Reproduce every line in the listing that contains the word "right".

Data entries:
◇ ◇ ◇ ◇

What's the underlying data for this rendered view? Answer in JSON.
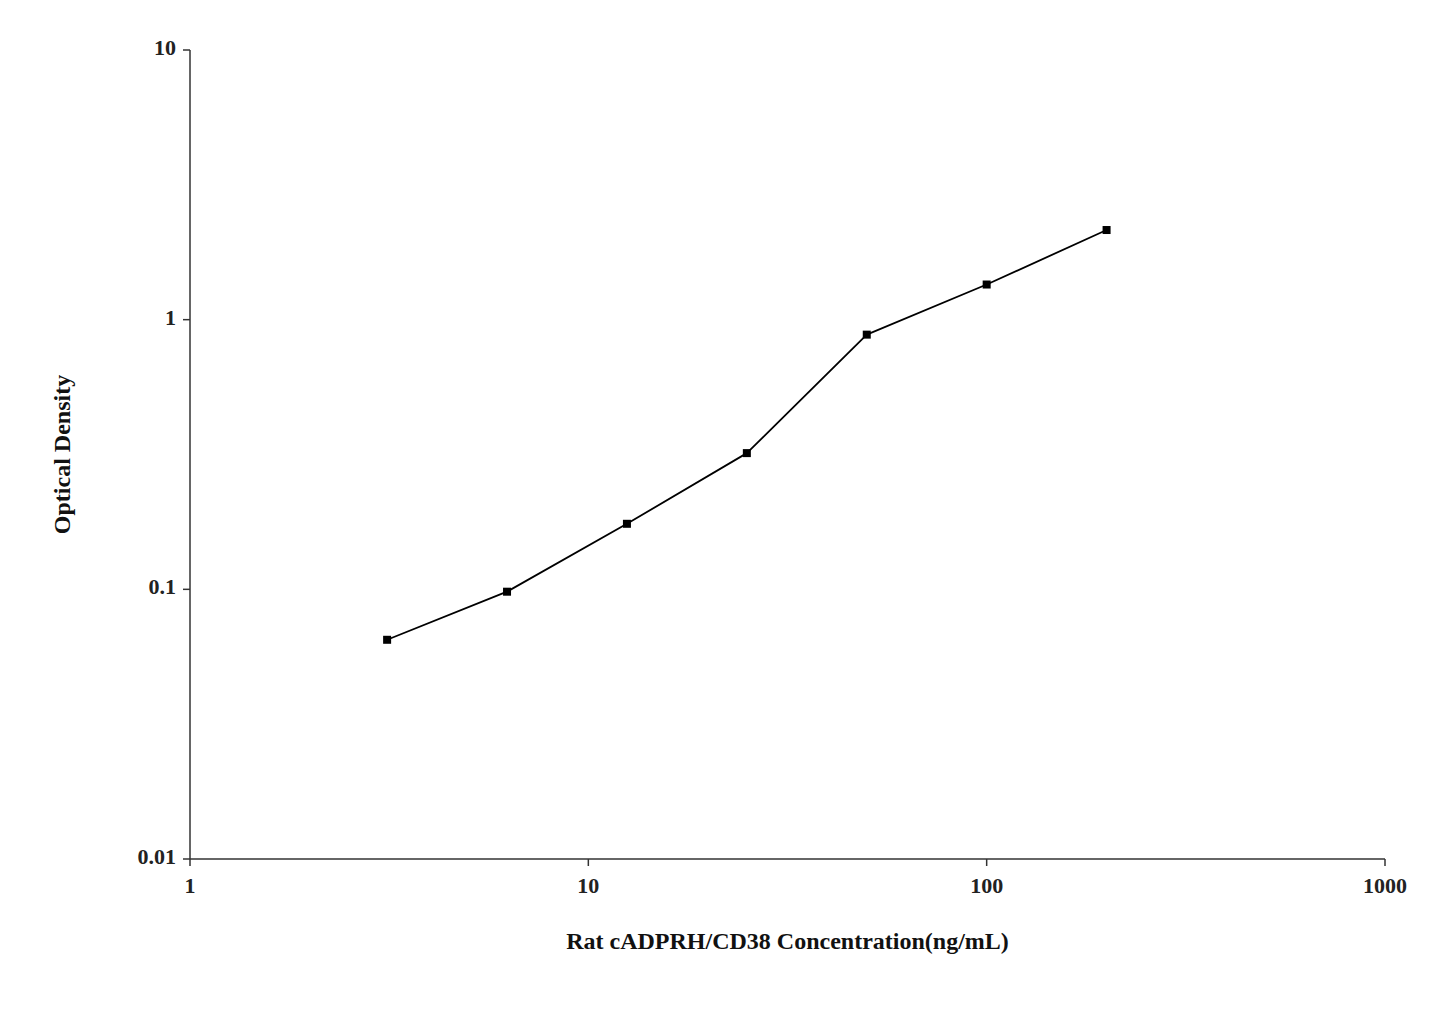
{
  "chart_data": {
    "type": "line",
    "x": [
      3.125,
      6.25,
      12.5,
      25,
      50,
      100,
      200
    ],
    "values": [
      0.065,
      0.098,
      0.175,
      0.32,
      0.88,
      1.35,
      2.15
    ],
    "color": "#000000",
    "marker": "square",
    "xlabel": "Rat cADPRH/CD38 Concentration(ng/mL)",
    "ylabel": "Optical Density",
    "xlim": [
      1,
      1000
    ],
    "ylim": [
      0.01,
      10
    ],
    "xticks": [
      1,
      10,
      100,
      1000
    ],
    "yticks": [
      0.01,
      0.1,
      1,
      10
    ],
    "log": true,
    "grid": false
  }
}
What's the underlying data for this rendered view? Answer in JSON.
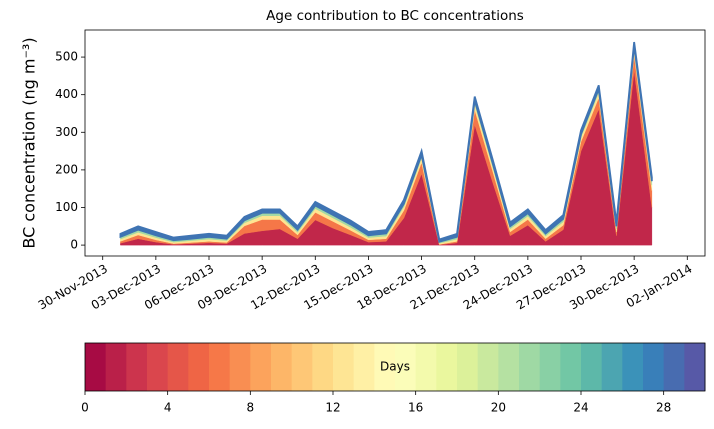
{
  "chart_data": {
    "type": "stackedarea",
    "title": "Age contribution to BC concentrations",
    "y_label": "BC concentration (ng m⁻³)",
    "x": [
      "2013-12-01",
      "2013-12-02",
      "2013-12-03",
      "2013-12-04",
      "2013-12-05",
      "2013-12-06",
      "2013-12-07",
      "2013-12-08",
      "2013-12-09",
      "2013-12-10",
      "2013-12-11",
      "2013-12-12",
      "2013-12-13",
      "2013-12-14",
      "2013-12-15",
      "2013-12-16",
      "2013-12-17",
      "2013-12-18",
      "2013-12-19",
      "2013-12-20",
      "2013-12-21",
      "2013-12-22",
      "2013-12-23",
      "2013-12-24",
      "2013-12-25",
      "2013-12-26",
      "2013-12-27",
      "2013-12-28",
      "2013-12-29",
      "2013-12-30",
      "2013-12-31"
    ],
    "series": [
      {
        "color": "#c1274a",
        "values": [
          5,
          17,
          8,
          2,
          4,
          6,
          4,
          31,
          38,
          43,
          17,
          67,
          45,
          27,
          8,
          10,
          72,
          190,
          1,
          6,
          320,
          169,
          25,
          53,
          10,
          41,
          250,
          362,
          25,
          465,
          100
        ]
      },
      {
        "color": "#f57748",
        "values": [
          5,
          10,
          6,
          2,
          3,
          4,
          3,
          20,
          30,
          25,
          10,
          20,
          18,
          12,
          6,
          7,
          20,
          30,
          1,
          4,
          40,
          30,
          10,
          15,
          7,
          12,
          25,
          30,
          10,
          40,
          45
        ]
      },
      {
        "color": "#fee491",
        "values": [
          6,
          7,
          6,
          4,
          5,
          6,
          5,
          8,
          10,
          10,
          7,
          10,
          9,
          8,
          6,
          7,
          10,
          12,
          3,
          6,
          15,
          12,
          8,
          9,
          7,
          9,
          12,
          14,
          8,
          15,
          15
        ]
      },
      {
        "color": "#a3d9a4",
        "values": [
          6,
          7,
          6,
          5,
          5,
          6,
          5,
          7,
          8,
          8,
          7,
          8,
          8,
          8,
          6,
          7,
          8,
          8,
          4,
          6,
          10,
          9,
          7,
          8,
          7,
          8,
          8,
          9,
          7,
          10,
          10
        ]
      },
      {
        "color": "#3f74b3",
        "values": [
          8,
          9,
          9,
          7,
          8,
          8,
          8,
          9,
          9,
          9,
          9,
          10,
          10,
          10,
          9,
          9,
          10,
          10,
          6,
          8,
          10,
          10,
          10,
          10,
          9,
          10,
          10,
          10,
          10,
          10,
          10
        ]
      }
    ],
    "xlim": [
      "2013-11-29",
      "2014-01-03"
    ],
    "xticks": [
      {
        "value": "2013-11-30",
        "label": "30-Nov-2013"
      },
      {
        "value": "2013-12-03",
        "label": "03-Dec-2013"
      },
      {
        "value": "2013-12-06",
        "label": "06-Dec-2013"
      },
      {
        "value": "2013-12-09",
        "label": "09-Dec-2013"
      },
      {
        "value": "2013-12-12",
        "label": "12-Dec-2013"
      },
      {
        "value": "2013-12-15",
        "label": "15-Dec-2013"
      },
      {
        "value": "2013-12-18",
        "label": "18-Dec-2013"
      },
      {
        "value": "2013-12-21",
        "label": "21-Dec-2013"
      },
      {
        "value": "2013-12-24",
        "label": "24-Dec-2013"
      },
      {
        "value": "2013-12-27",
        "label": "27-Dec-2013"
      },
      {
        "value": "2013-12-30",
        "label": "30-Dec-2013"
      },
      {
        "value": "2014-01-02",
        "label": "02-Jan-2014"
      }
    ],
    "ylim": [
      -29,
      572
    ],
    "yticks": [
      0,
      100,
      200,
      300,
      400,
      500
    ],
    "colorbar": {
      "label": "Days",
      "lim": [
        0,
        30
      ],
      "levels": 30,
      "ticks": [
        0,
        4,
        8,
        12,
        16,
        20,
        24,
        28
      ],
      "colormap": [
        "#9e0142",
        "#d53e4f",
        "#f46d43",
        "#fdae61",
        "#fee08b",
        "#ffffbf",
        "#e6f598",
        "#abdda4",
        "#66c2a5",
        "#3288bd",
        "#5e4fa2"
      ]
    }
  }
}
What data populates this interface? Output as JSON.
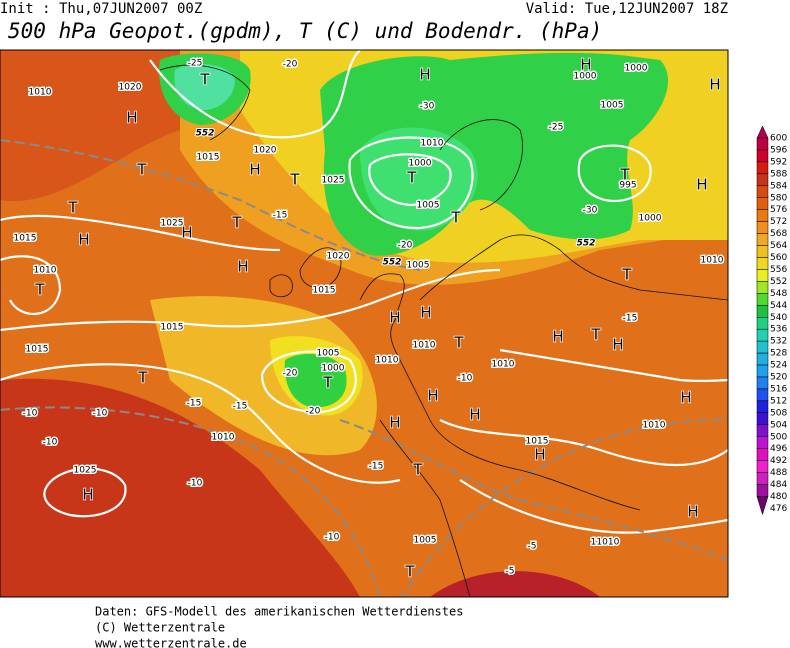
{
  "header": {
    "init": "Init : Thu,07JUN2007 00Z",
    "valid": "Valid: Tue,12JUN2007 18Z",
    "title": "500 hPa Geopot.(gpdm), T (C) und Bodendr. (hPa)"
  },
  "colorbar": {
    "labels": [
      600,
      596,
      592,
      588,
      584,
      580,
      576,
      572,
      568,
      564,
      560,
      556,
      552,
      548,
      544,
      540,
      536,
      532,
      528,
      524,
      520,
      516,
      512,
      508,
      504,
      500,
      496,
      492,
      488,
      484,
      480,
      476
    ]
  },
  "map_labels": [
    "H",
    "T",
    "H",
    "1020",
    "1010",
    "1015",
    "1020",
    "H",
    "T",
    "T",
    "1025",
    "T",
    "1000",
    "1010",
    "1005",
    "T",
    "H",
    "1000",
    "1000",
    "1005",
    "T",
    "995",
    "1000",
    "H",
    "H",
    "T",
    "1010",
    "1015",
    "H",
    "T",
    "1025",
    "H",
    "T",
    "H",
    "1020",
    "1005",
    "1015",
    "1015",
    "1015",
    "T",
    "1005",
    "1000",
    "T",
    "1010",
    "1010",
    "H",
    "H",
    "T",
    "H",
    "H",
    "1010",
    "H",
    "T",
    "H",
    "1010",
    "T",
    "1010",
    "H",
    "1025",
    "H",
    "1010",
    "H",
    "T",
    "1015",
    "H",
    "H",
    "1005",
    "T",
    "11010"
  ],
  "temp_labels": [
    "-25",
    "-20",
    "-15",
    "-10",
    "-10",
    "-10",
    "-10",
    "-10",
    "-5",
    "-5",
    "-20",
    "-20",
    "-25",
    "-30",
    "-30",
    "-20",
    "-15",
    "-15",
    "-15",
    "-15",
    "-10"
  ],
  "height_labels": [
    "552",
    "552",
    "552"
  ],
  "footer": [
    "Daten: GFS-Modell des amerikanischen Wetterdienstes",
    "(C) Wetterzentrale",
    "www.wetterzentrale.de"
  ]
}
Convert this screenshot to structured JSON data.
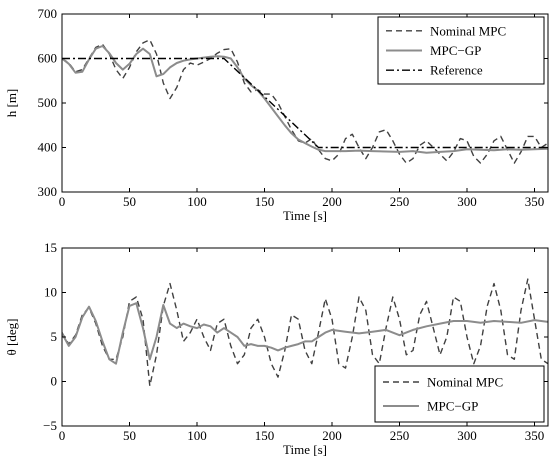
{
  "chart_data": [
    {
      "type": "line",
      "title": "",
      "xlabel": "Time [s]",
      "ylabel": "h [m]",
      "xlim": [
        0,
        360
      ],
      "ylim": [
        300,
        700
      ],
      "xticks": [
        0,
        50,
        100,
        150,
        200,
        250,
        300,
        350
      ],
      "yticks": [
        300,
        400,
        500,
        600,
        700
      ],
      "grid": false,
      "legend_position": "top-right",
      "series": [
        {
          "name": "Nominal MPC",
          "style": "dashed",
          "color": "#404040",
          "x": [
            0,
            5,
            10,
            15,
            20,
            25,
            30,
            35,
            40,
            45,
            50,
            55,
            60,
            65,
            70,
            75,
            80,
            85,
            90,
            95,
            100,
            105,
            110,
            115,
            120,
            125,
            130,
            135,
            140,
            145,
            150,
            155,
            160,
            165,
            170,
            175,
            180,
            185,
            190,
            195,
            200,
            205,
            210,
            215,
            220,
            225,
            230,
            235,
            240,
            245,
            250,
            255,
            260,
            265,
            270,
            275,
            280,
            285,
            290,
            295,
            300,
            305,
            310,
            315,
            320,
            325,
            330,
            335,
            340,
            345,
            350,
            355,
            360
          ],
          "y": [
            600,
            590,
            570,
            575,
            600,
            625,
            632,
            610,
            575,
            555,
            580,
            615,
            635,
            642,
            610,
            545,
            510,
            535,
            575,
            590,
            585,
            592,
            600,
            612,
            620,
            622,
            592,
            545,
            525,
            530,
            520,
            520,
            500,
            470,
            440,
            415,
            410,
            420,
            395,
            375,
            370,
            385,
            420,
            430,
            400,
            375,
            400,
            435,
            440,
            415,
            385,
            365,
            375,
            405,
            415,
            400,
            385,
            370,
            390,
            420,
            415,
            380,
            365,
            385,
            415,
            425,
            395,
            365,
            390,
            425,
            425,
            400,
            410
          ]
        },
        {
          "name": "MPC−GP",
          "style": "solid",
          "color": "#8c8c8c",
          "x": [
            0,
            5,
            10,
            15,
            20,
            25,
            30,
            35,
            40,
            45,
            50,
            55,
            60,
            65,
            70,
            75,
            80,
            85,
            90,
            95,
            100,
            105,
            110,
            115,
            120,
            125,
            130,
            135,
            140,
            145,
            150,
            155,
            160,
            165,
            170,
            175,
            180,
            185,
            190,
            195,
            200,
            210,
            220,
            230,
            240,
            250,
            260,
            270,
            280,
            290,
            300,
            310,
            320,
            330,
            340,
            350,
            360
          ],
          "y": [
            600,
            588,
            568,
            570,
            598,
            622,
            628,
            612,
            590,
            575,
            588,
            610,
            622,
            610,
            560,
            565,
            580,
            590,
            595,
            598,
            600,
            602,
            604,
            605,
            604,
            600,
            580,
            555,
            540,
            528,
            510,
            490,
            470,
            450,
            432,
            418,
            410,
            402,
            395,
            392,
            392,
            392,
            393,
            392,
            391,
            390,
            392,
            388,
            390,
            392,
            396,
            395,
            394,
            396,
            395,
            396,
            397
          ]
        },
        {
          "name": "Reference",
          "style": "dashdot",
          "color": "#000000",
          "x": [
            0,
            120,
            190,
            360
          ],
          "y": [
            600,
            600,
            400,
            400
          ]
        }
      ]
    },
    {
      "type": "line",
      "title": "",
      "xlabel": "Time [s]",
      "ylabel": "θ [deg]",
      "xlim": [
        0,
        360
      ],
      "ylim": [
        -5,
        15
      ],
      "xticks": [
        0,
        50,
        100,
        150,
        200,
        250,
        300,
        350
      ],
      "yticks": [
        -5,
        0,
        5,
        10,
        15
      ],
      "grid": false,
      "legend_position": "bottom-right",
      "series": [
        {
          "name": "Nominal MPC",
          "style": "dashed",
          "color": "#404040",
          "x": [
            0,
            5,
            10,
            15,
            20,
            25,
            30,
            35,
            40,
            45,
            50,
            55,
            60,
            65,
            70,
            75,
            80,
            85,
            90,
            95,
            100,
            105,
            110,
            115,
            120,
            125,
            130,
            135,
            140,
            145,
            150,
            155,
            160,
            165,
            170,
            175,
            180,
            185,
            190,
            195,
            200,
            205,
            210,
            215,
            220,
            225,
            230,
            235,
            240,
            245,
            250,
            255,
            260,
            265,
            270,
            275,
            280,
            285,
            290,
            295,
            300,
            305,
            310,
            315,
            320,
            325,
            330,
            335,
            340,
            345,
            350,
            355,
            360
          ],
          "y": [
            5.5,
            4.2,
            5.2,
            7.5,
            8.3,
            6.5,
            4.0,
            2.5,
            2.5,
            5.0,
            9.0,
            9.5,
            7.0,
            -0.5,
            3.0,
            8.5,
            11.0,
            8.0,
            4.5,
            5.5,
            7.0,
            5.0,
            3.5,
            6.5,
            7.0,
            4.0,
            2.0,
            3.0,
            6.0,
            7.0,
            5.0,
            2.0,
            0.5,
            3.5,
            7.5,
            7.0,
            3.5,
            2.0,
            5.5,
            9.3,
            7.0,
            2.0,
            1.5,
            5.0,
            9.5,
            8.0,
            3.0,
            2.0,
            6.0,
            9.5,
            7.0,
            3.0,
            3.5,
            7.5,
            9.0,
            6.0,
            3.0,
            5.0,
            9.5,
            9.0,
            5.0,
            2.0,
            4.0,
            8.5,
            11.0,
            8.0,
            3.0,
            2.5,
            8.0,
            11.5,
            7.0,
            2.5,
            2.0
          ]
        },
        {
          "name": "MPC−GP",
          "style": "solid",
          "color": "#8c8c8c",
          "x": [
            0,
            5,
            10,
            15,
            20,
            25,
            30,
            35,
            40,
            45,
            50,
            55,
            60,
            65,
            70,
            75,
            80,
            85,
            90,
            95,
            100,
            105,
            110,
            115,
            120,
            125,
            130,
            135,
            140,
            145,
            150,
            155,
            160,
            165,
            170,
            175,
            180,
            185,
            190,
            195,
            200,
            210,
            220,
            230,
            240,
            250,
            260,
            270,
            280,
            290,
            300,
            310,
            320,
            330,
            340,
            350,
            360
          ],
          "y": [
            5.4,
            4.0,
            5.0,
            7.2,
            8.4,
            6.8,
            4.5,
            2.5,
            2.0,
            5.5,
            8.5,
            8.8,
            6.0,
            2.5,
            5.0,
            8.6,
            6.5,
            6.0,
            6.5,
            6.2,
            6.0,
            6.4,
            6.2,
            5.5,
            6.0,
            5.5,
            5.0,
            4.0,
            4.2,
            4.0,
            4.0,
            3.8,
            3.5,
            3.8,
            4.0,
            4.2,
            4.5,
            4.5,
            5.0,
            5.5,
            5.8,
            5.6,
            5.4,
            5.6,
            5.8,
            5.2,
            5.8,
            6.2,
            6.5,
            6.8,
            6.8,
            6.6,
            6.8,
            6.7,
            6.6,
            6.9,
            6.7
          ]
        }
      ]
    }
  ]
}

◇ ◇ ◇ ◇

RESPONSE BELOW:
      "legend_position": "top-right",
      "legend_position": "bottom-right",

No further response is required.